WRITTEN INSTRUCTION:
Of the lines in this listing, how many contain the word "квасолі"? Give the number and nothing else.

(Stored entries)
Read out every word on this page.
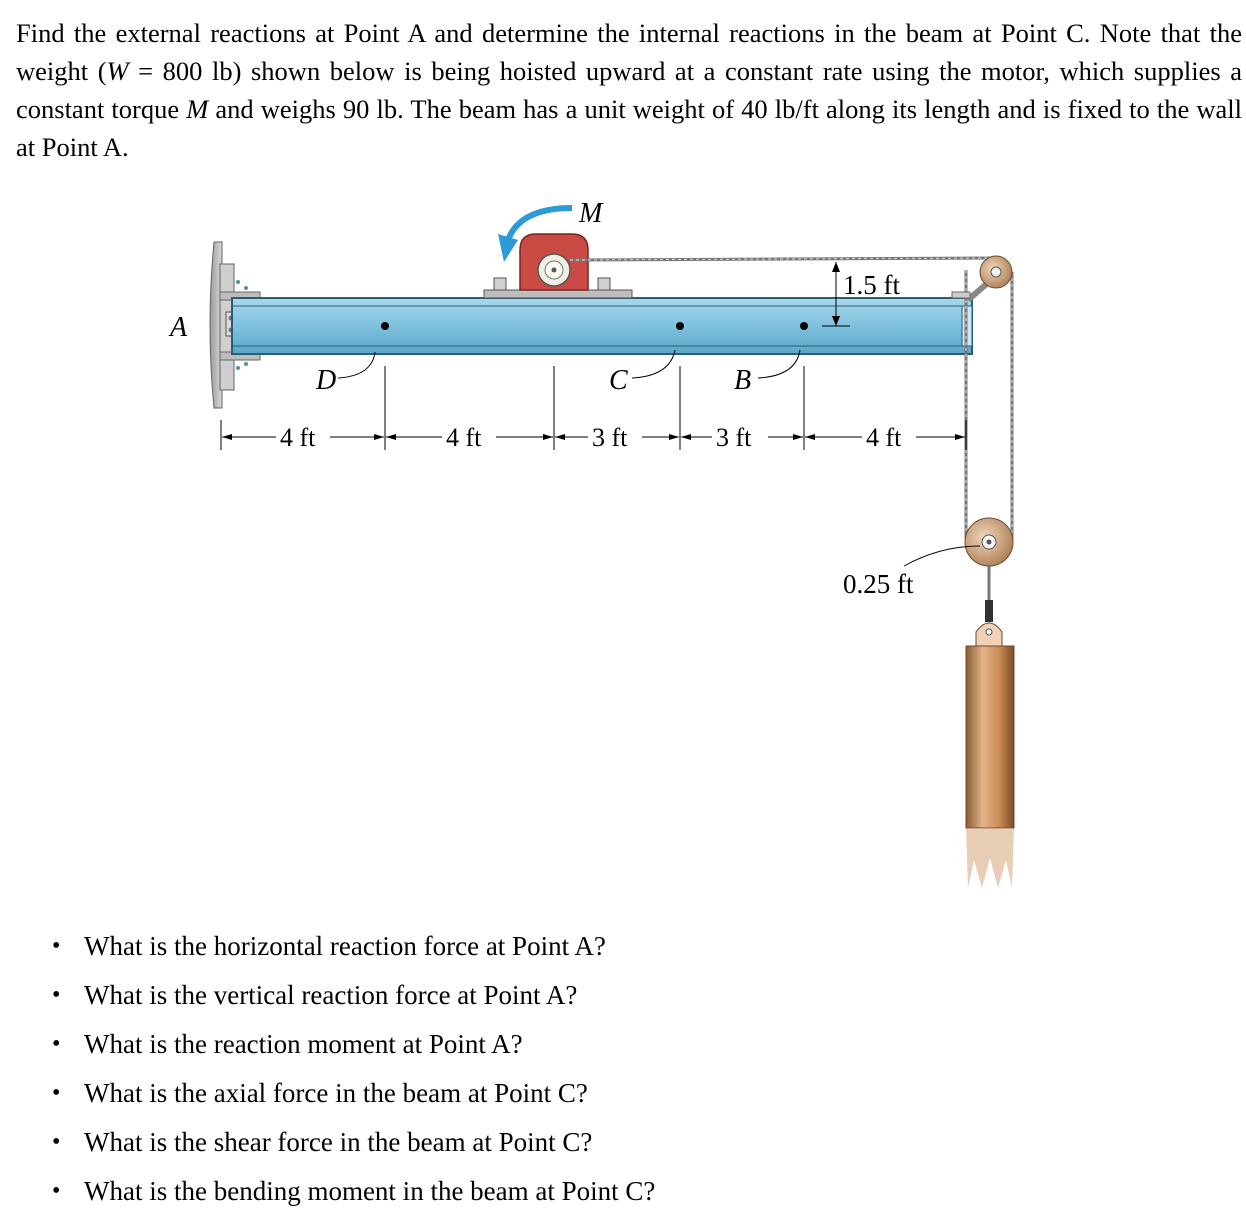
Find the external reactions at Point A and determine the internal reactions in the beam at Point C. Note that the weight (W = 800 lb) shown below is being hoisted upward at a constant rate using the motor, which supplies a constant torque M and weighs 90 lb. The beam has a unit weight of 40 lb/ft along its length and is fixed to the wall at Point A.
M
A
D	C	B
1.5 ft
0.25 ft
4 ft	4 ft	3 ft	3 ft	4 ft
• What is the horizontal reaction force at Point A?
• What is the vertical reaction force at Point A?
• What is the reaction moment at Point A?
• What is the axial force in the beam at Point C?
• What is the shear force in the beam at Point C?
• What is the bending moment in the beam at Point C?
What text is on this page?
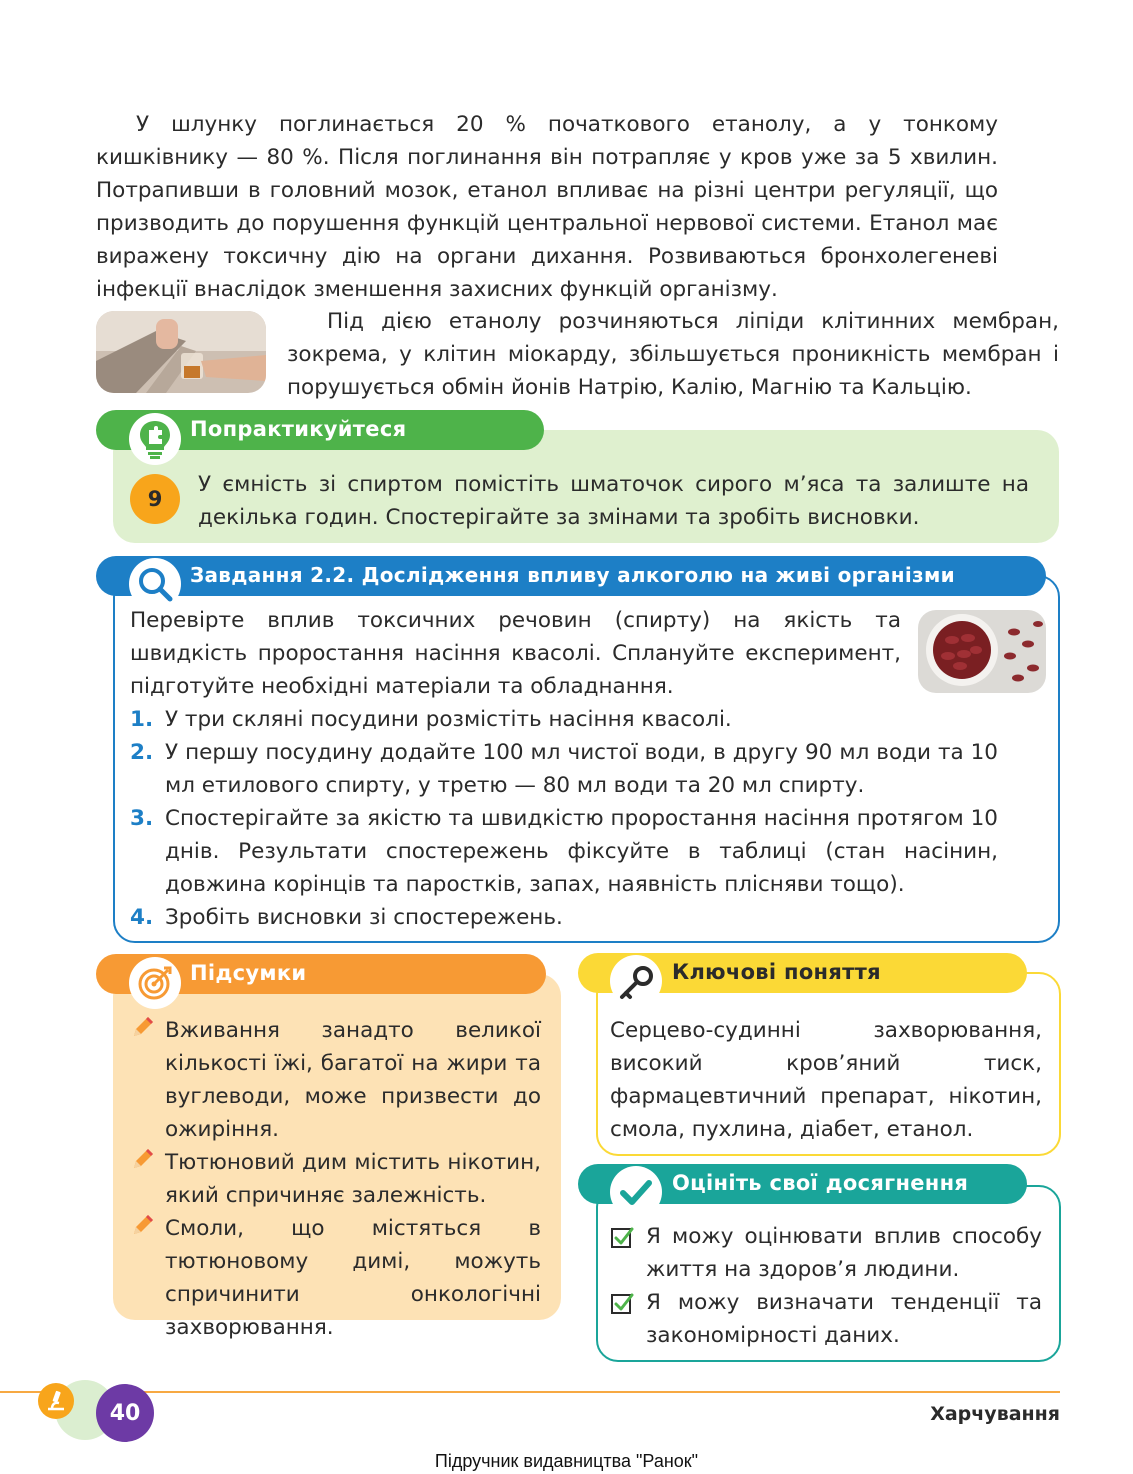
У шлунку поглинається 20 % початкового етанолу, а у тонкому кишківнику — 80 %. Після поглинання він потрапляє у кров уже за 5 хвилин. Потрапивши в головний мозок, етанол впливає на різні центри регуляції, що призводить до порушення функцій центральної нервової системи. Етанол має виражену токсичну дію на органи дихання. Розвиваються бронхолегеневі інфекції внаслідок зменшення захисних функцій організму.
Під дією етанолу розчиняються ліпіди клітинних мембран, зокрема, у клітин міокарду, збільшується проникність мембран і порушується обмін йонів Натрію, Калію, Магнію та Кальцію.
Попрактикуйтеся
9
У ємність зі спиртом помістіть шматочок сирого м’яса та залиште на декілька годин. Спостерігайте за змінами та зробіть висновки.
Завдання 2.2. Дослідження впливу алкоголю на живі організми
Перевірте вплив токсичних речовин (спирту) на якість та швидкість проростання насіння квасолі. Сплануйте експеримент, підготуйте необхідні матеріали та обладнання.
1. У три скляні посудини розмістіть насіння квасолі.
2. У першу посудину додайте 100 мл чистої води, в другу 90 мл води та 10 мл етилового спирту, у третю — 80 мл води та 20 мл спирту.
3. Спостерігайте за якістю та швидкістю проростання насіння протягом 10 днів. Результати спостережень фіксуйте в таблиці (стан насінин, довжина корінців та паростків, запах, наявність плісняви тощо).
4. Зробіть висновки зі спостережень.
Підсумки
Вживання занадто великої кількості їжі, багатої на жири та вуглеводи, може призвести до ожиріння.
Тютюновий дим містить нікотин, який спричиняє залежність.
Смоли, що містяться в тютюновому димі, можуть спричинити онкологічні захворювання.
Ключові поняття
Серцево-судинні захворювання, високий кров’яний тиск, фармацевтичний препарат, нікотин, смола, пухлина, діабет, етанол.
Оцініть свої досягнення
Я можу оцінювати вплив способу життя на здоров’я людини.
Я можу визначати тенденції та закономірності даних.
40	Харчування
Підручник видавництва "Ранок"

TASK RESULT:
2